Your objective:
Pick out all lines of the entries that include the word "Allocations" and copy them.

Exercise input:
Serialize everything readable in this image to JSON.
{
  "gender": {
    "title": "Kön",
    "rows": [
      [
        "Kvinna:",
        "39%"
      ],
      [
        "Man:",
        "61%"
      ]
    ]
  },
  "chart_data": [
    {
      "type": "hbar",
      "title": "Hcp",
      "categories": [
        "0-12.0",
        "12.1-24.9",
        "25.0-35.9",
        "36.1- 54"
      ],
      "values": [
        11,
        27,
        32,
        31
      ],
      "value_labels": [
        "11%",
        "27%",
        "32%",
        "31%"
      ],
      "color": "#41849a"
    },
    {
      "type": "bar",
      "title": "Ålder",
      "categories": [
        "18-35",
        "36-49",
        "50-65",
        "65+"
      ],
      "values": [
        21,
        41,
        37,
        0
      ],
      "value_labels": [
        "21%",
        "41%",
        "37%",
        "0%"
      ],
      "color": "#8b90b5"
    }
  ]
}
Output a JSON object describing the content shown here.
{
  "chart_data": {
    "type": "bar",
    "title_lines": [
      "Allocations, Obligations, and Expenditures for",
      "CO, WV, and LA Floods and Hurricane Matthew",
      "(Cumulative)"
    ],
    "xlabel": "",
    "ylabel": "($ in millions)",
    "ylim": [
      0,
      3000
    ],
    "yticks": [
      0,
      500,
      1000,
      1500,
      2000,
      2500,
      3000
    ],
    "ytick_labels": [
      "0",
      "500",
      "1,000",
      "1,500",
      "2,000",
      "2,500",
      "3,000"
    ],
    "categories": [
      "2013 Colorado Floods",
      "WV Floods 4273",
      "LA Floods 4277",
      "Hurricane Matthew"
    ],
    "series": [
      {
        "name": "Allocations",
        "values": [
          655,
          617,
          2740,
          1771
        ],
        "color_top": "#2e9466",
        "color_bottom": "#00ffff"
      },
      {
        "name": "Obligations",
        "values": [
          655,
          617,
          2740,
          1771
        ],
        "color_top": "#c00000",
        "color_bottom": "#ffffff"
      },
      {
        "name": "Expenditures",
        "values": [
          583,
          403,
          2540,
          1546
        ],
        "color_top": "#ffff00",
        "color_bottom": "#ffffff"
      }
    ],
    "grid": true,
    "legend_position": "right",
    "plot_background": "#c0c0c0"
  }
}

Solution for this task:
      "Allocations, Obligations, and Expenditures for",
        "name": "Allocations",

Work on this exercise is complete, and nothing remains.